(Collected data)
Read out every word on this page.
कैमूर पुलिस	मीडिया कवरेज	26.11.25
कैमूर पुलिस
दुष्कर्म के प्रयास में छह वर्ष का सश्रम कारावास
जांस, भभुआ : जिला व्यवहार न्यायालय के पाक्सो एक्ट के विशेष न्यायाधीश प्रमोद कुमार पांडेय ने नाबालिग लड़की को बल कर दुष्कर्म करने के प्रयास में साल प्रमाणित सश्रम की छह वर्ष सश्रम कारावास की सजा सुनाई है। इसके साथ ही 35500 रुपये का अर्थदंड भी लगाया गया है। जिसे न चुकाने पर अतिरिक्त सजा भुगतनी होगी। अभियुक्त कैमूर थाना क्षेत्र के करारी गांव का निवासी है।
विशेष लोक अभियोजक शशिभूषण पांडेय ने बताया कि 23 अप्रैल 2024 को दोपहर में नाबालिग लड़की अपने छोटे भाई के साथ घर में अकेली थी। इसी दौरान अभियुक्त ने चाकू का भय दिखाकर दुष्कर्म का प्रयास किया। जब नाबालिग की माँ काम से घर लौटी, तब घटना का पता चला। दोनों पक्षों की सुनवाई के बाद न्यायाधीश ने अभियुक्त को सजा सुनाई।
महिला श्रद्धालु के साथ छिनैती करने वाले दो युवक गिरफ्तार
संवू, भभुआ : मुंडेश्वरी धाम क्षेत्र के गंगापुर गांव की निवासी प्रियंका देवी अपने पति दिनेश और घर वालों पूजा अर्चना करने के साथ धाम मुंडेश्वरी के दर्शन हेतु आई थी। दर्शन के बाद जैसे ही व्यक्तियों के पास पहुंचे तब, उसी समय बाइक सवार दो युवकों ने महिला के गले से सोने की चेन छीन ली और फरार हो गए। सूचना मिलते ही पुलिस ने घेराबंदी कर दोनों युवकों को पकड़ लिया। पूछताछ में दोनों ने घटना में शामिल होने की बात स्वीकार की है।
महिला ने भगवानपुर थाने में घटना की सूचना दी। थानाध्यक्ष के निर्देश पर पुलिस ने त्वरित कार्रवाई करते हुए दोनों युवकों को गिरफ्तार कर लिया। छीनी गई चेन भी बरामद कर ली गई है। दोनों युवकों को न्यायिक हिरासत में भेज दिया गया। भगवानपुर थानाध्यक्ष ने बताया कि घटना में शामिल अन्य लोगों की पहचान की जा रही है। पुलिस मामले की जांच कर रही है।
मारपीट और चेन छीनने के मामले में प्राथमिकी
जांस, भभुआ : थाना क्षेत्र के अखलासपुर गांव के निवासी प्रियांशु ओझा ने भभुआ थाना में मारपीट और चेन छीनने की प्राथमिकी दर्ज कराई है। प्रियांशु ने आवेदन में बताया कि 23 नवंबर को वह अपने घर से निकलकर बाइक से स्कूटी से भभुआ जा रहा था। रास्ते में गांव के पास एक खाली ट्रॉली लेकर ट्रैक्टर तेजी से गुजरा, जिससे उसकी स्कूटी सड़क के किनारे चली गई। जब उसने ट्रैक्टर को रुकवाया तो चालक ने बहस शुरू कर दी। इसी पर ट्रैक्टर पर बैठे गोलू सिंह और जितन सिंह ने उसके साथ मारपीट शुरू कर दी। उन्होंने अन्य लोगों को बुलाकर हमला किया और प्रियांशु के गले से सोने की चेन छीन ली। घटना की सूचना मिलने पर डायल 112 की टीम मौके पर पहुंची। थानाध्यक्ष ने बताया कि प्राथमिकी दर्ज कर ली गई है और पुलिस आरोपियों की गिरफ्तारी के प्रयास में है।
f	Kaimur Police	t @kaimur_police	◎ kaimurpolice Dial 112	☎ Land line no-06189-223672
--
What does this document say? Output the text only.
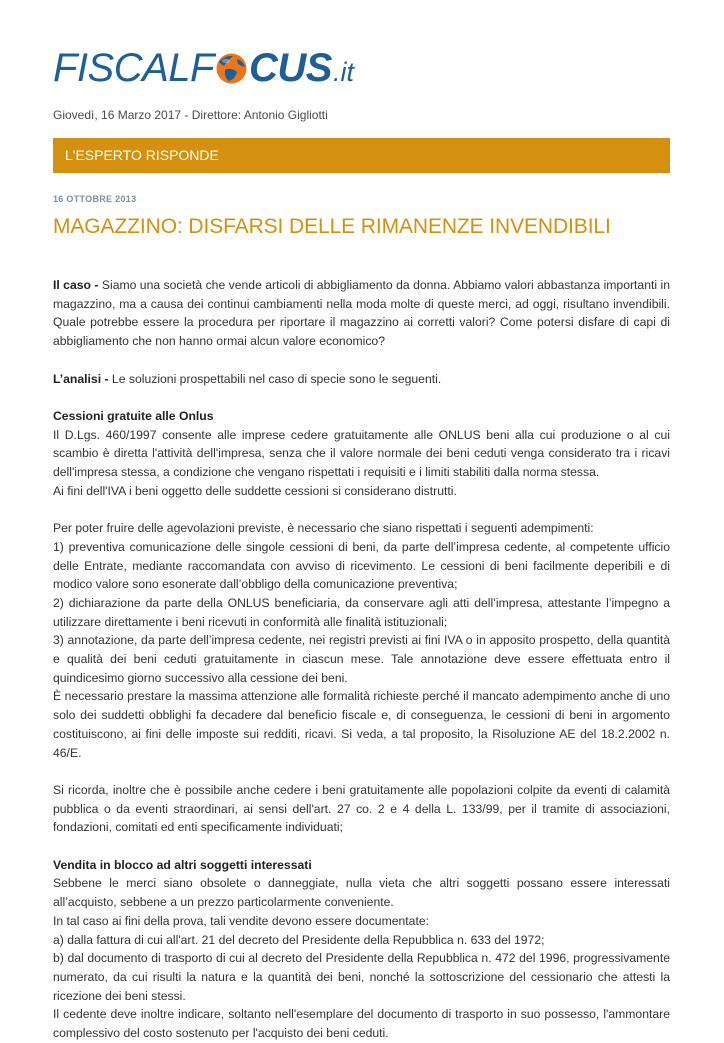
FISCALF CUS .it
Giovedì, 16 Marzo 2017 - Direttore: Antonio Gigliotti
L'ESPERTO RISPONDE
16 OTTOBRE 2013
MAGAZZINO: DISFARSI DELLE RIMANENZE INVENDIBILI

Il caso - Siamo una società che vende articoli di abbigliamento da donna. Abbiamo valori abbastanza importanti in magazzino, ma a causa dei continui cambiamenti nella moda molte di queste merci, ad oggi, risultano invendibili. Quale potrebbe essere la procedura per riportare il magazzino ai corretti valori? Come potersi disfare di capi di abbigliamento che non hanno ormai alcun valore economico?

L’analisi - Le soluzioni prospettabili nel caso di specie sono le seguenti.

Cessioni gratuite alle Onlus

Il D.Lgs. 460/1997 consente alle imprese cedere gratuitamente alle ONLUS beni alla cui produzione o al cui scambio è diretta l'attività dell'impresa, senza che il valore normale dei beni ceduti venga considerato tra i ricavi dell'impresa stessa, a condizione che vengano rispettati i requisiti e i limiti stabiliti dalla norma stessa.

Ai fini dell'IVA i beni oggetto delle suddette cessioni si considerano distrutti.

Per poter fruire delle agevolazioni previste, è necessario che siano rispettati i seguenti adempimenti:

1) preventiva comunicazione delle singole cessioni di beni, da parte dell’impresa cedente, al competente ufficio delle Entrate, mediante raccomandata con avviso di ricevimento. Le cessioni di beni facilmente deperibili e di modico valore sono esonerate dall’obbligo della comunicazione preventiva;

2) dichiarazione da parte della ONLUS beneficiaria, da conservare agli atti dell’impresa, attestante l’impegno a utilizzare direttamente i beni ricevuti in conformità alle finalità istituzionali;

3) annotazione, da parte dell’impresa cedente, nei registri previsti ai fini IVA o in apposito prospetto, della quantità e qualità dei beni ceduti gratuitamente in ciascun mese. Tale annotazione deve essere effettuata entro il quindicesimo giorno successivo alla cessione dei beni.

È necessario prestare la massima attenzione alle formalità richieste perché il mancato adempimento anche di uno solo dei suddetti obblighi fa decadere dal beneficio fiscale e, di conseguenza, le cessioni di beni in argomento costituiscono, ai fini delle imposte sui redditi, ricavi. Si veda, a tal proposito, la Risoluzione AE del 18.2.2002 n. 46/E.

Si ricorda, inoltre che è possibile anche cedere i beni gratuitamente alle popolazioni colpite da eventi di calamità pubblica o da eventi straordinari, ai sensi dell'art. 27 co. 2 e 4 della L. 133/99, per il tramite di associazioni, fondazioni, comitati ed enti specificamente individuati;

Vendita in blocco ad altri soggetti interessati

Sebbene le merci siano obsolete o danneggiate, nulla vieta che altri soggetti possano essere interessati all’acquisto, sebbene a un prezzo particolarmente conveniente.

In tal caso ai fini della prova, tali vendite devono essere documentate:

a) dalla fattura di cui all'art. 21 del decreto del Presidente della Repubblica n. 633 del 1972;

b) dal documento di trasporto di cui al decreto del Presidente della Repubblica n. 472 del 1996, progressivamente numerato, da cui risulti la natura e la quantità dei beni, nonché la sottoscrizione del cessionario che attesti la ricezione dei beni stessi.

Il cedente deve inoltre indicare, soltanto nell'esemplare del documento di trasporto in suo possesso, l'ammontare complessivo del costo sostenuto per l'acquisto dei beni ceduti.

Stated problem — Show every line above in which the word "ricavi" occurs.

Answer —
Il D.Lgs. 460/1997 consente alle imprese cedere gratuitamente alle ONLUS beni alla cui produzione o al cui scambio è diretta l'attività dell'impresa, senza che il valore normale dei beni ceduti venga considerato tra i ricavi dell'impresa stessa, a condizione che vengano rispettati i requisiti e i limiti stabiliti dalla norma stessa.
È necessario prestare la massima attenzione alle formalità richieste perché il mancato adempimento anche di uno solo dei suddetti obblighi fa decadere dal beneficio fiscale e, di conseguenza, le cessioni di beni in argomento costituiscono, ai fini delle imposte sui redditi, ricavi. Si veda, a tal proposito, la Risoluzione AE del 18.2.2002 n. 46/E.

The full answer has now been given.